◆ REQUIRED TASK ◆
Quote the full listing word for word.

◆ RECORDS FOR THE EXERCISE ◆
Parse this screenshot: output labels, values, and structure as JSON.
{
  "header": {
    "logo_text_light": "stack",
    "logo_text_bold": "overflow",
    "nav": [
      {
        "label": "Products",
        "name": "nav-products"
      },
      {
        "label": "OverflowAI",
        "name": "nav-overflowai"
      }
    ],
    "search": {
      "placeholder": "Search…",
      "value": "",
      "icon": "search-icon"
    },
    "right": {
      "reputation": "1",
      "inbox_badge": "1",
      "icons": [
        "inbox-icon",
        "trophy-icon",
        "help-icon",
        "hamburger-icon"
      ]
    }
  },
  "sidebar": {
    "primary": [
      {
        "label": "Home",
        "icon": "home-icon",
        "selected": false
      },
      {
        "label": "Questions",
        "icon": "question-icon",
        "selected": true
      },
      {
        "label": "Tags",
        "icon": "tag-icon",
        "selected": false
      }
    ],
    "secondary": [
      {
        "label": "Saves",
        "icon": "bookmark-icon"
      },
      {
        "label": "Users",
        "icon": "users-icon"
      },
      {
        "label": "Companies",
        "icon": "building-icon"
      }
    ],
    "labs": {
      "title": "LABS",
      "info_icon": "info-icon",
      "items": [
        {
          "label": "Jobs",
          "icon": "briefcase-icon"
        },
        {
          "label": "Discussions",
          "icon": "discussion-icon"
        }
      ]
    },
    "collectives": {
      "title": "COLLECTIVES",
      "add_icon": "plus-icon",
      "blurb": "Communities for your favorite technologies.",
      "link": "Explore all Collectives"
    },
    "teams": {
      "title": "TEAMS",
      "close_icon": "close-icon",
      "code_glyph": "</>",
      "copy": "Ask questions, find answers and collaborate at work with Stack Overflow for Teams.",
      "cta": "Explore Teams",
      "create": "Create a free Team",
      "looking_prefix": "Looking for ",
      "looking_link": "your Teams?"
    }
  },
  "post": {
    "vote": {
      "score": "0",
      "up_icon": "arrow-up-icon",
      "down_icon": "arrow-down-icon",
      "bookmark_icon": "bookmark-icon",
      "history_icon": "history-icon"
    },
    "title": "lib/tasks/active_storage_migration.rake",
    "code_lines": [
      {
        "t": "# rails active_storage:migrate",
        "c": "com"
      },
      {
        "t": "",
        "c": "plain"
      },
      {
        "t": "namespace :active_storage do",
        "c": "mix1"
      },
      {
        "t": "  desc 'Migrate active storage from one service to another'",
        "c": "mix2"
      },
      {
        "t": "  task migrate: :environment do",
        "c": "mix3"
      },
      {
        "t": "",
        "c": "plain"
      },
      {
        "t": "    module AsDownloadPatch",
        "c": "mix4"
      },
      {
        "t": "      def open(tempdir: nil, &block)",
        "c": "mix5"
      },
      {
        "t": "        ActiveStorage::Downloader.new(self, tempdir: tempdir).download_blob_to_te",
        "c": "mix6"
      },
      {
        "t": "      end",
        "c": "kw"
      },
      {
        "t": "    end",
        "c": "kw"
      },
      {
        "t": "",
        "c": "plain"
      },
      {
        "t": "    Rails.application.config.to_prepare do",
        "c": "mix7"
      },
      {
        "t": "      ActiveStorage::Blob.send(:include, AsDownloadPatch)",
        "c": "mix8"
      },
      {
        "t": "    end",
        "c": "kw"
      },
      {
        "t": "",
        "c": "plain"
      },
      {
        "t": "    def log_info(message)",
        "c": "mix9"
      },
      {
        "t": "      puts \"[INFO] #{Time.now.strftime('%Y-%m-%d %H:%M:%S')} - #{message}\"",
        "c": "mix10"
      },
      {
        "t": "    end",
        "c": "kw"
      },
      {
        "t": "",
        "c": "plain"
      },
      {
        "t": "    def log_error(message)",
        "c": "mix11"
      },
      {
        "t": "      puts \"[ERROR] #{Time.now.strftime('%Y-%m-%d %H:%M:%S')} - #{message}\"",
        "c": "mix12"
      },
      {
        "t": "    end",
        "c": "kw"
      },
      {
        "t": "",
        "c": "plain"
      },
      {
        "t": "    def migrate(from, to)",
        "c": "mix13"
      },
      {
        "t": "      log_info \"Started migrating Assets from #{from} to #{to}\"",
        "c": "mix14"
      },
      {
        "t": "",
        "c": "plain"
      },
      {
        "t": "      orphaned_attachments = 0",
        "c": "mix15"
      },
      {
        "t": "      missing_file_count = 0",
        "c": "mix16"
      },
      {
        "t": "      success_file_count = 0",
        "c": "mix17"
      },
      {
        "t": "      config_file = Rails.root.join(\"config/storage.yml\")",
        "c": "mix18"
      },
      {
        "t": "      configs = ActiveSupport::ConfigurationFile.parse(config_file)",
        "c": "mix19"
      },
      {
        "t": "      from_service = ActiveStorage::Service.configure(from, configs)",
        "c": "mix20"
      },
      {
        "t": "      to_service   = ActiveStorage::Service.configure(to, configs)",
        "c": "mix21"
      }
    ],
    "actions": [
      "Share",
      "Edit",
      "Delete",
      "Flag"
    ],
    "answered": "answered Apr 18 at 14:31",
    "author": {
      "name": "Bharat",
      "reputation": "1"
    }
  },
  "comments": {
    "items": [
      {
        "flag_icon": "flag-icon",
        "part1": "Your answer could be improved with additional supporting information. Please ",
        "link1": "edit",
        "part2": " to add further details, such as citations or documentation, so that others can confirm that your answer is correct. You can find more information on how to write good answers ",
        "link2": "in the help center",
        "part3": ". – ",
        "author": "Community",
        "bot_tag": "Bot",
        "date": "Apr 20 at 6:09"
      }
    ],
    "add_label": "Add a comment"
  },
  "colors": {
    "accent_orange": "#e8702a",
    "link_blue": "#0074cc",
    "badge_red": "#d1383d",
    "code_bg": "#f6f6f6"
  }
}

◆ FINAL RESULT ◆
Parse this screenshot: output labels, values, and structure as JSON.
{
  "header": {
    "logo_text_light": "stack",
    "logo_text_bold": "overflow",
    "nav": [
      {
        "label": "Products",
        "name": "nav-products"
      },
      {
        "label": "OverflowAI",
        "name": "nav-overflowai"
      }
    ],
    "search": {
      "placeholder": "Search…",
      "value": "",
      "icon": "search-icon"
    },
    "right": {
      "reputation": "1",
      "inbox_badge": "1",
      "icons": [
        "inbox-icon",
        "trophy-icon",
        "help-icon",
        "hamburger-icon"
      ]
    }
  },
  "sidebar": {
    "primary": [
      {
        "label": "Home",
        "icon": "home-icon",
        "selected": false
      },
      {
        "label": "Questions",
        "icon": "question-icon",
        "selected": true
      },
      {
        "label": "Tags",
        "icon": "tag-icon",
        "selected": false
      }
    ],
    "secondary": [
      {
        "label": "Saves",
        "icon": "bookmark-icon"
      },
      {
        "label": "Users",
        "icon": "users-icon"
      },
      {
        "label": "Companies",
        "icon": "building-icon"
      }
    ],
    "labs": {
      "title": "LABS",
      "info_icon": "info-icon",
      "items": [
        {
          "label": "Jobs",
          "icon": "briefcase-icon"
        },
        {
          "label": "Discussions",
          "icon": "discussion-icon"
        }
      ]
    },
    "collectives": {
      "title": "COLLECTIVES",
      "add_icon": "plus-icon",
      "blurb": "Communities for your favorite technologies.",
      "link": "Explore all Collectives"
    },
    "teams": {
      "title": "TEAMS",
      "close_icon": "close-icon",
      "code_glyph": "</>",
      "copy": "Ask questions, find answers and collaborate at work with Stack Overflow for Teams.",
      "cta": "Explore Teams",
      "create": "Create a free Team",
      "looking_prefix": "Looking for ",
      "looking_link": "your Teams?"
    }
  },
  "post": {
    "vote": {
      "score": "0",
      "up_icon": "arrow-up-icon",
      "down_icon": "arrow-down-icon",
      "bookmark_icon": "bookmark-icon",
      "history_icon": "history-icon"
    },
    "title": "lib/tasks/active_storage_migration.rake",
    "code_lines": [
      {
        "t": "# rails active_storage:migrate",
        "c": "com"
      },
      {
        "t": "",
        "c": "plain"
      },
      {
        "t": "namespace :active_storage do",
        "c": "mix1"
      },
      {
        "t": "  desc 'Migrate active storage from one service to another'",
        "c": "mix2"
      },
      {
        "t": "  task migrate: :environment do",
        "c": "mix3"
      },
      {
        "t": "",
        "c": "plain"
      },
      {
        "t": "    module AsDownloadPatch",
        "c": "mix4"
      },
      {
        "t": "      def open(tempdir: nil, &block)",
        "c": "mix5"
      },
      {
        "t": "        ActiveStorage::Downloader.new(self, tempdir: tempdir).download_blob_to_te",
        "c": "mix6"
      },
      {
        "t": "      end",
        "c": "kw"
      },
      {
        "t": "    end",
        "c": "kw"
      },
      {
        "t": "",
        "c": "plain"
      },
      {
        "t": "    Rails.application.config.to_prepare do",
        "c": "mix7"
      },
      {
        "t": "      ActiveStorage::Blob.send(:include, AsDownloadPatch)",
        "c": "mix8"
      },
      {
        "t": "    end",
        "c": "kw"
      },
      {
        "t": "",
        "c": "plain"
      },
      {
        "t": "    def log_info(message)",
        "c": "mix9"
      },
      {
        "t": "      puts \"[INFO] #{Time.now.strftime('%Y-%m-%d %H:%M:%S')} - #{message}\"",
        "c": "mix10"
      },
      {
        "t": "    end",
        "c": "kw"
      },
      {
        "t": "",
        "c": "plain"
      },
      {
        "t": "    def log_error(message)",
        "c": "mix11"
      },
      {
        "t": "      puts \"[ERROR] #{Time.now.strftime('%Y-%m-%d %H:%M:%S')} - #{message}\"",
        "c": "mix12"
      },
      {
        "t": "    end",
        "c": "kw"
      },
      {
        "t": "",
        "c": "plain"
      },
      {
        "t": "    def migrate(from, to)",
        "c": "mix13"
      },
      {
        "t": "      log_info \"Started migrating Assets from #{from} to #{to}\"",
        "c": "mix14"
      },
      {
        "t": "",
        "c": "plain"
      },
      {
        "t": "      orphaned_attachments = 0",
        "c": "mix15"
      },
      {
        "t": "      missing_file_count = 0",
        "c": "mix16"
      },
      {
        "t": "      success_file_count = 0",
        "c": "mix17"
      },
      {
        "t": "      config_file = Rails.root.join(\"config/storage.yml\")",
        "c": "mix18"
      },
      {
        "t": "      configs = ActiveSupport::ConfigurationFile.parse(config_file)",
        "c": "mix19"
      },
      {
        "t": "      from_service = ActiveStorage::Service.configure(from, configs)",
        "c": "mix20"
      },
      {
        "t": "      to_service   = ActiveStorage::Service.configure(to, configs)",
        "c": "mix21"
      }
    ],
    "actions": [
      "Share",
      "Edit",
      "Delete",
      "Flag"
    ],
    "answered": "answered Apr 18 at 14:31",
    "author": {
      "name": "Bharat",
      "reputation": "1"
    }
  },
  "comments": {
    "items": [
      {
        "flag_icon": "flag-icon",
        "part1": "Your answer could be improved with additional supporting information. Please ",
        "link1": "edit",
        "part2": " to add further details, such as citations or documentation, so that others can confirm that your answer is correct. You can find more information on how to write good answers ",
        "link2": "in the help center",
        "part3": ". – ",
        "author": "Community",
        "bot_tag": "Bot",
        "date": "Apr 20 at 6:09"
      }
    ],
    "add_label": "Add a comment"
  },
  "colors": {
    "accent_orange": "#e8702a",
    "link_blue": "#0074cc",
    "badge_red": "#d1383d",
    "code_bg": "#f6f6f6"
  }
}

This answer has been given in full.